* Begin *
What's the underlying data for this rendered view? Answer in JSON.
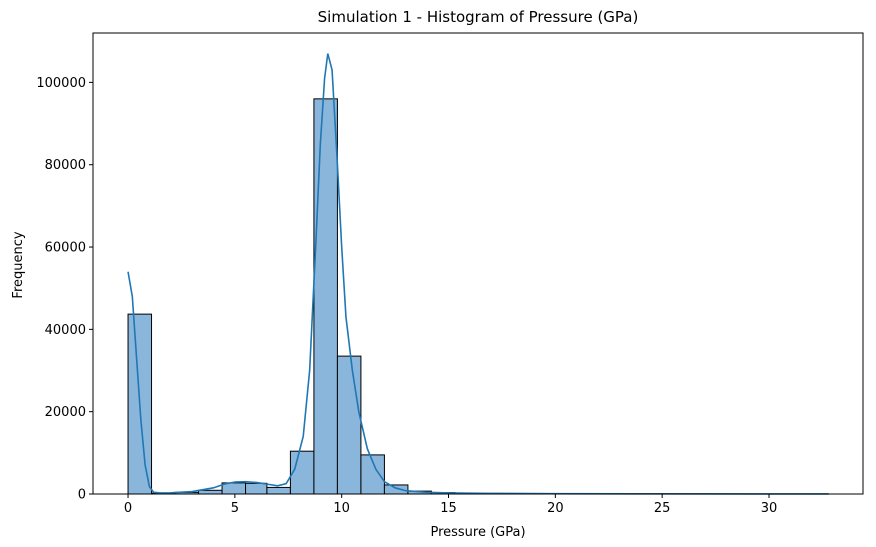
{
  "chart_data": {
    "type": "bar",
    "title": "Simulation 1 - Histogram of Pressure (GPa)",
    "xlabel": "Pressure (GPa)",
    "ylabel": "Frequency",
    "xlim": [
      -1.64,
      34.4
    ],
    "ylim": [
      0,
      112000
    ],
    "x_ticks": [
      0,
      5,
      10,
      15,
      20,
      25,
      30
    ],
    "y_ticks": [
      0,
      20000,
      40000,
      60000,
      80000,
      100000
    ],
    "grid": false,
    "bar_color": "#8ab6dc",
    "bar_edge_color": "#000000",
    "kde_color": "#1f77b4",
    "bins": [
      {
        "x0": 0.0,
        "x1": 1.1,
        "count": 43700
      },
      {
        "x0": 1.1,
        "x1": 2.2,
        "count": 200
      },
      {
        "x0": 2.2,
        "x1": 3.3,
        "count": 400
      },
      {
        "x0": 3.3,
        "x1": 4.4,
        "count": 900
      },
      {
        "x0": 4.4,
        "x1": 5.5,
        "count": 2700
      },
      {
        "x0": 5.5,
        "x1": 6.5,
        "count": 2600
      },
      {
        "x0": 6.5,
        "x1": 7.6,
        "count": 1600
      },
      {
        "x0": 7.6,
        "x1": 8.7,
        "count": 10400
      },
      {
        "x0": 8.7,
        "x1": 9.8,
        "count": 96000
      },
      {
        "x0": 9.8,
        "x1": 10.9,
        "count": 33500
      },
      {
        "x0": 10.9,
        "x1": 12.0,
        "count": 9500
      },
      {
        "x0": 12.0,
        "x1": 13.1,
        "count": 2200
      },
      {
        "x0": 13.1,
        "x1": 14.2,
        "count": 700
      },
      {
        "x0": 14.2,
        "x1": 15.3,
        "count": 350
      },
      {
        "x0": 15.3,
        "x1": 16.4,
        "count": 200
      },
      {
        "x0": 16.4,
        "x1": 17.5,
        "count": 150
      },
      {
        "x0": 17.5,
        "x1": 18.6,
        "count": 100
      },
      {
        "x0": 18.6,
        "x1": 19.7,
        "count": 80
      },
      {
        "x0": 19.7,
        "x1": 20.8,
        "count": 60
      },
      {
        "x0": 20.8,
        "x1": 21.8,
        "count": 50
      },
      {
        "x0": 21.8,
        "x1": 22.9,
        "count": 40
      },
      {
        "x0": 22.9,
        "x1": 24.0,
        "count": 30
      },
      {
        "x0": 24.0,
        "x1": 25.1,
        "count": 25
      },
      {
        "x0": 25.1,
        "x1": 26.2,
        "count": 20
      },
      {
        "x0": 26.2,
        "x1": 27.3,
        "count": 15
      },
      {
        "x0": 27.3,
        "x1": 28.4,
        "count": 12
      },
      {
        "x0": 28.4,
        "x1": 29.5,
        "count": 10
      },
      {
        "x0": 29.5,
        "x1": 30.6,
        "count": 8
      },
      {
        "x0": 30.6,
        "x1": 31.7,
        "count": 6
      },
      {
        "x0": 31.7,
        "x1": 32.8,
        "count": 5
      }
    ],
    "kde": [
      {
        "x": 0.0,
        "y": 54000
      },
      {
        "x": 0.2,
        "y": 48000
      },
      {
        "x": 0.4,
        "y": 33000
      },
      {
        "x": 0.6,
        "y": 18000
      },
      {
        "x": 0.8,
        "y": 7000
      },
      {
        "x": 1.0,
        "y": 1800
      },
      {
        "x": 1.2,
        "y": 400
      },
      {
        "x": 1.5,
        "y": 250
      },
      {
        "x": 2.0,
        "y": 300
      },
      {
        "x": 3.0,
        "y": 600
      },
      {
        "x": 4.0,
        "y": 1500
      },
      {
        "x": 4.5,
        "y": 2400
      },
      {
        "x": 5.0,
        "y": 2900
      },
      {
        "x": 5.5,
        "y": 3000
      },
      {
        "x": 6.0,
        "y": 2800
      },
      {
        "x": 6.5,
        "y": 2400
      },
      {
        "x": 7.0,
        "y": 2000
      },
      {
        "x": 7.4,
        "y": 2500
      },
      {
        "x": 7.8,
        "y": 6000
      },
      {
        "x": 8.2,
        "y": 14000
      },
      {
        "x": 8.5,
        "y": 30000
      },
      {
        "x": 8.8,
        "y": 62000
      },
      {
        "x": 9.0,
        "y": 85000
      },
      {
        "x": 9.2,
        "y": 101000
      },
      {
        "x": 9.35,
        "y": 107000
      },
      {
        "x": 9.55,
        "y": 103000
      },
      {
        "x": 9.8,
        "y": 80000
      },
      {
        "x": 10.0,
        "y": 60000
      },
      {
        "x": 10.2,
        "y": 43000
      },
      {
        "x": 10.5,
        "y": 30000
      },
      {
        "x": 10.8,
        "y": 20000
      },
      {
        "x": 11.2,
        "y": 11000
      },
      {
        "x": 11.6,
        "y": 6000
      },
      {
        "x": 12.0,
        "y": 3000
      },
      {
        "x": 12.5,
        "y": 1500
      },
      {
        "x": 13.0,
        "y": 800
      },
      {
        "x": 14.0,
        "y": 400
      },
      {
        "x": 15.0,
        "y": 250
      },
      {
        "x": 17.0,
        "y": 150
      },
      {
        "x": 20.0,
        "y": 80
      },
      {
        "x": 25.0,
        "y": 40
      },
      {
        "x": 30.0,
        "y": 20
      },
      {
        "x": 32.8,
        "y": 10
      }
    ]
  }
}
* End *
* Work to complete: Retype all entries exactly as they appear, dropping the images.

* The reply:
What's the underlying data for this rendered view? Answer in JSON.
{
  "chart_data": {
    "type": "bar",
    "title": "Simulation 1 - Histogram of Pressure (GPa)",
    "xlabel": "Pressure (GPa)",
    "ylabel": "Frequency",
    "xlim": [
      -1.64,
      34.4
    ],
    "ylim": [
      0,
      112000
    ],
    "x_ticks": [
      0,
      5,
      10,
      15,
      20,
      25,
      30
    ],
    "y_ticks": [
      0,
      20000,
      40000,
      60000,
      80000,
      100000
    ],
    "grid": false,
    "bar_color": "#8ab6dc",
    "bar_edge_color": "#000000",
    "kde_color": "#1f77b4",
    "bins": [
      {
        "x0": 0.0,
        "x1": 1.1,
        "count": 43700
      },
      {
        "x0": 1.1,
        "x1": 2.2,
        "count": 200
      },
      {
        "x0": 2.2,
        "x1": 3.3,
        "count": 400
      },
      {
        "x0": 3.3,
        "x1": 4.4,
        "count": 900
      },
      {
        "x0": 4.4,
        "x1": 5.5,
        "count": 2700
      },
      {
        "x0": 5.5,
        "x1": 6.5,
        "count": 2600
      },
      {
        "x0": 6.5,
        "x1": 7.6,
        "count": 1600
      },
      {
        "x0": 7.6,
        "x1": 8.7,
        "count": 10400
      },
      {
        "x0": 8.7,
        "x1": 9.8,
        "count": 96000
      },
      {
        "x0": 9.8,
        "x1": 10.9,
        "count": 33500
      },
      {
        "x0": 10.9,
        "x1": 12.0,
        "count": 9500
      },
      {
        "x0": 12.0,
        "x1": 13.1,
        "count": 2200
      },
      {
        "x0": 13.1,
        "x1": 14.2,
        "count": 700
      },
      {
        "x0": 14.2,
        "x1": 15.3,
        "count": 350
      },
      {
        "x0": 15.3,
        "x1": 16.4,
        "count": 200
      },
      {
        "x0": 16.4,
        "x1": 17.5,
        "count": 150
      },
      {
        "x0": 17.5,
        "x1": 18.6,
        "count": 100
      },
      {
        "x0": 18.6,
        "x1": 19.7,
        "count": 80
      },
      {
        "x0": 19.7,
        "x1": 20.8,
        "count": 60
      },
      {
        "x0": 20.8,
        "x1": 21.8,
        "count": 50
      },
      {
        "x0": 21.8,
        "x1": 22.9,
        "count": 40
      },
      {
        "x0": 22.9,
        "x1": 24.0,
        "count": 30
      },
      {
        "x0": 24.0,
        "x1": 25.1,
        "count": 25
      },
      {
        "x0": 25.1,
        "x1": 26.2,
        "count": 20
      },
      {
        "x0": 26.2,
        "x1": 27.3,
        "count": 15
      },
      {
        "x0": 27.3,
        "x1": 28.4,
        "count": 12
      },
      {
        "x0": 28.4,
        "x1": 29.5,
        "count": 10
      },
      {
        "x0": 29.5,
        "x1": 30.6,
        "count": 8
      },
      {
        "x0": 30.6,
        "x1": 31.7,
        "count": 6
      },
      {
        "x0": 31.7,
        "x1": 32.8,
        "count": 5
      }
    ],
    "kde": [
      {
        "x": 0.0,
        "y": 54000
      },
      {
        "x": 0.2,
        "y": 48000
      },
      {
        "x": 0.4,
        "y": 33000
      },
      {
        "x": 0.6,
        "y": 18000
      },
      {
        "x": 0.8,
        "y": 7000
      },
      {
        "x": 1.0,
        "y": 1800
      },
      {
        "x": 1.2,
        "y": 400
      },
      {
        "x": 1.5,
        "y": 250
      },
      {
        "x": 2.0,
        "y": 300
      },
      {
        "x": 3.0,
        "y": 600
      },
      {
        "x": 4.0,
        "y": 1500
      },
      {
        "x": 4.5,
        "y": 2400
      },
      {
        "x": 5.0,
        "y": 2900
      },
      {
        "x": 5.5,
        "y": 3000
      },
      {
        "x": 6.0,
        "y": 2800
      },
      {
        "x": 6.5,
        "y": 2400
      },
      {
        "x": 7.0,
        "y": 2000
      },
      {
        "x": 7.4,
        "y": 2500
      },
      {
        "x": 7.8,
        "y": 6000
      },
      {
        "x": 8.2,
        "y": 14000
      },
      {
        "x": 8.5,
        "y": 30000
      },
      {
        "x": 8.8,
        "y": 62000
      },
      {
        "x": 9.0,
        "y": 85000
      },
      {
        "x": 9.2,
        "y": 101000
      },
      {
        "x": 9.35,
        "y": 107000
      },
      {
        "x": 9.55,
        "y": 103000
      },
      {
        "x": 9.8,
        "y": 80000
      },
      {
        "x": 10.0,
        "y": 60000
      },
      {
        "x": 10.2,
        "y": 43000
      },
      {
        "x": 10.5,
        "y": 30000
      },
      {
        "x": 10.8,
        "y": 20000
      },
      {
        "x": 11.2,
        "y": 11000
      },
      {
        "x": 11.6,
        "y": 6000
      },
      {
        "x": 12.0,
        "y": 3000
      },
      {
        "x": 12.5,
        "y": 1500
      },
      {
        "x": 13.0,
        "y": 800
      },
      {
        "x": 14.0,
        "y": 400
      },
      {
        "x": 15.0,
        "y": 250
      },
      {
        "x": 17.0,
        "y": 150
      },
      {
        "x": 20.0,
        "y": 80
      },
      {
        "x": 25.0,
        "y": 40
      },
      {
        "x": 30.0,
        "y": 20
      },
      {
        "x": 32.8,
        "y": 10
      }
    ]
  }
}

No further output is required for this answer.